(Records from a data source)
━━━━━━━━━━━━━━━━━━━━━━━━━━━━━━

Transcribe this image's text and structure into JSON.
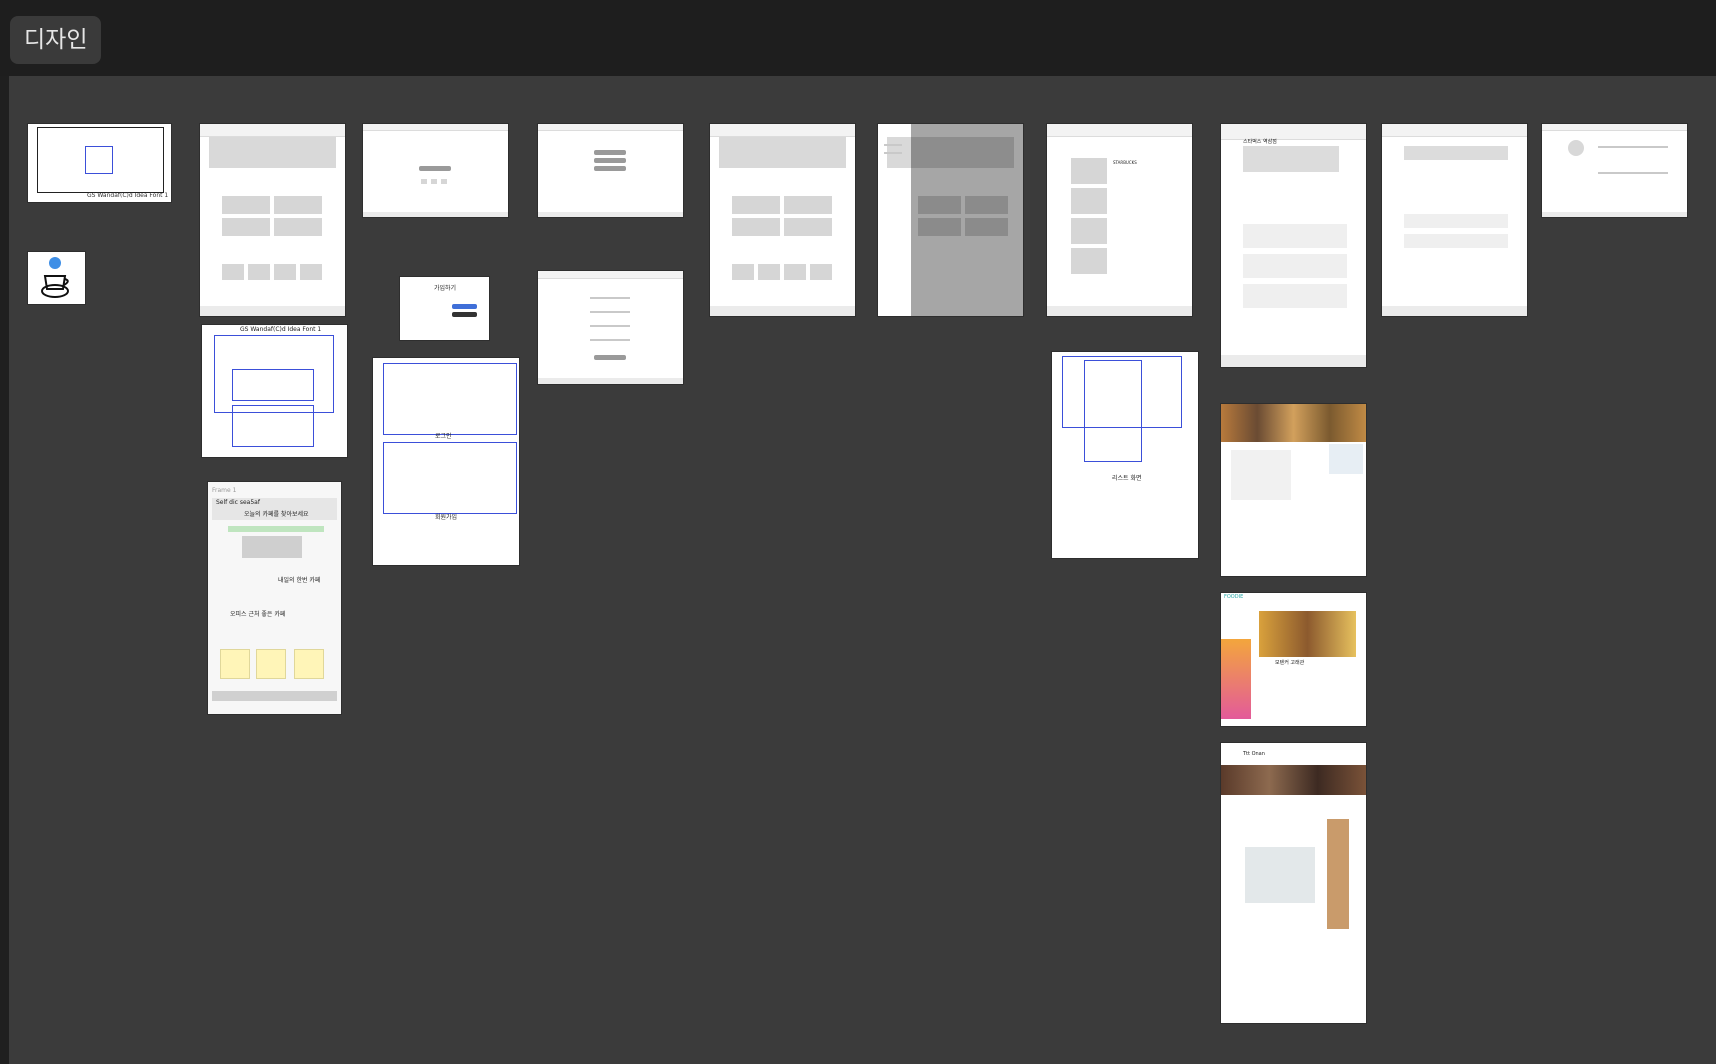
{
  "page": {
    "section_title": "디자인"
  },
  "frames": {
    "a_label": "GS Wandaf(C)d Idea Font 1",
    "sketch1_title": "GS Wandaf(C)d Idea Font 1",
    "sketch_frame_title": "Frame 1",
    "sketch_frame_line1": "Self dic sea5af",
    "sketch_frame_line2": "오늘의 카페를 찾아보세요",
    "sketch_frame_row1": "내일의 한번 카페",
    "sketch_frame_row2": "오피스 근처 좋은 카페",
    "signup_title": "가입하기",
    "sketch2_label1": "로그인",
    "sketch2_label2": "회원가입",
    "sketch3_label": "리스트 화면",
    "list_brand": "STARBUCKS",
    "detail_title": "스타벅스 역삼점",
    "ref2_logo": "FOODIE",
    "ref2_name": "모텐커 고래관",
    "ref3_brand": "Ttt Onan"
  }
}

━━━━━━━━━━━━━━━━━━━━━━━━━━━━━━

● The request
Restate each of the entries above word for word and skip every image.

● Expected answer
Transcribe this image's text and structure into JSON.
{
  "page": {
    "section_title": "디자인"
  },
  "frames": {
    "a_label": "GS Wandaf(C)d Idea Font 1",
    "sketch1_title": "GS Wandaf(C)d Idea Font 1",
    "sketch_frame_title": "Frame 1",
    "sketch_frame_line1": "Self dic sea5af",
    "sketch_frame_line2": "오늘의 카페를 찾아보세요",
    "sketch_frame_row1": "내일의 한번 카페",
    "sketch_frame_row2": "오피스 근처 좋은 카페",
    "signup_title": "가입하기",
    "sketch2_label1": "로그인",
    "sketch2_label2": "회원가입",
    "sketch3_label": "리스트 화면",
    "list_brand": "STARBUCKS",
    "detail_title": "스타벅스 역삼점",
    "ref2_logo": "FOODIE",
    "ref2_name": "모텐커 고래관",
    "ref3_brand": "Ttt Onan"
  }
}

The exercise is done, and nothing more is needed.